What needs to be done: Keep the wording of each record exactly the same when you repeat it, and leave out pictures.

Record excerpts:
========================================
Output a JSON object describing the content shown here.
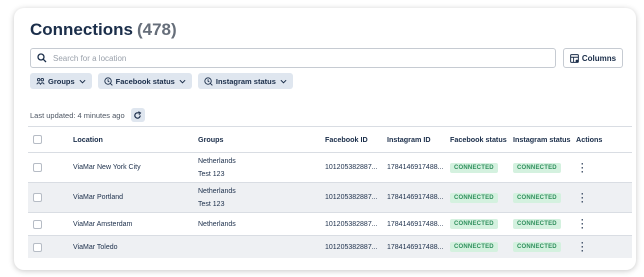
{
  "header": {
    "title": "Connections",
    "count": "(478)"
  },
  "search": {
    "placeholder": "Search for a location"
  },
  "toolbar": {
    "columns_label": "Columns"
  },
  "filters": [
    {
      "label": "Groups",
      "icon": "people-icon"
    },
    {
      "label": "Facebook status",
      "icon": "status-clock-icon"
    },
    {
      "label": "Instagram status",
      "icon": "status-clock-icon"
    }
  ],
  "status": {
    "last_updated": "Last updated: 4 minutes ago"
  },
  "table": {
    "headers": [
      "Location",
      "Groups",
      "Facebook ID",
      "Instagram ID",
      "Facebook status",
      "Instagram status",
      "Actions"
    ],
    "rows": [
      {
        "location": "ViaMar New York City",
        "groups": [
          "Netherlands",
          "Test 123"
        ],
        "facebook_id": "101205382887...",
        "instagram_id": "1784146917488...",
        "facebook_status": "CONNECTED",
        "instagram_status": "CONNECTED"
      },
      {
        "location": "ViaMar Portland",
        "groups": [
          "Netherlands",
          "Test 123"
        ],
        "facebook_id": "101205382887...",
        "instagram_id": "1784146917488...",
        "facebook_status": "CONNECTED",
        "instagram_status": "CONNECTED"
      },
      {
        "location": "ViaMar Amsterdam",
        "groups": [
          "Netherlands"
        ],
        "facebook_id": "101205382887...",
        "instagram_id": "1784146917488...",
        "facebook_status": "CONNECTED",
        "instagram_status": "CONNECTED"
      },
      {
        "location": "ViaMar Toledo",
        "groups": [],
        "facebook_id": "101205382887...",
        "instagram_id": "1784146917488...",
        "facebook_status": "CONNECTED",
        "instagram_status": "CONNECTED"
      }
    ]
  },
  "colors": {
    "title": "#1b2e4a",
    "chip_bg": "#dfe6ef",
    "badge_bg": "#d4f1df",
    "badge_text": "#2f8f5c"
  }
}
========================================
Result of the exercise:
Output a JSON object describing the content shown here.
{
  "header": {
    "title": "Connections",
    "count": "(478)"
  },
  "search": {
    "placeholder": "Search for a location"
  },
  "toolbar": {
    "columns_label": "Columns"
  },
  "filters": [
    {
      "label": "Groups",
      "icon": "people-icon"
    },
    {
      "label": "Facebook status",
      "icon": "status-clock-icon"
    },
    {
      "label": "Instagram status",
      "icon": "status-clock-icon"
    }
  ],
  "status": {
    "last_updated": "Last updated: 4 minutes ago"
  },
  "table": {
    "headers": [
      "Location",
      "Groups",
      "Facebook ID",
      "Instagram ID",
      "Facebook status",
      "Instagram status",
      "Actions"
    ],
    "rows": [
      {
        "location": "ViaMar New York City",
        "groups": [
          "Netherlands",
          "Test 123"
        ],
        "facebook_id": "101205382887...",
        "instagram_id": "1784146917488...",
        "facebook_status": "CONNECTED",
        "instagram_status": "CONNECTED"
      },
      {
        "location": "ViaMar Portland",
        "groups": [
          "Netherlands",
          "Test 123"
        ],
        "facebook_id": "101205382887...",
        "instagram_id": "1784146917488...",
        "facebook_status": "CONNECTED",
        "instagram_status": "CONNECTED"
      },
      {
        "location": "ViaMar Amsterdam",
        "groups": [
          "Netherlands"
        ],
        "facebook_id": "101205382887...",
        "instagram_id": "1784146917488...",
        "facebook_status": "CONNECTED",
        "instagram_status": "CONNECTED"
      },
      {
        "location": "ViaMar Toledo",
        "groups": [],
        "facebook_id": "101205382887...",
        "instagram_id": "1784146917488...",
        "facebook_status": "CONNECTED",
        "instagram_status": "CONNECTED"
      }
    ]
  },
  "colors": {
    "title": "#1b2e4a",
    "chip_bg": "#dfe6ef",
    "badge_bg": "#d4f1df",
    "badge_text": "#2f8f5c"
  }
}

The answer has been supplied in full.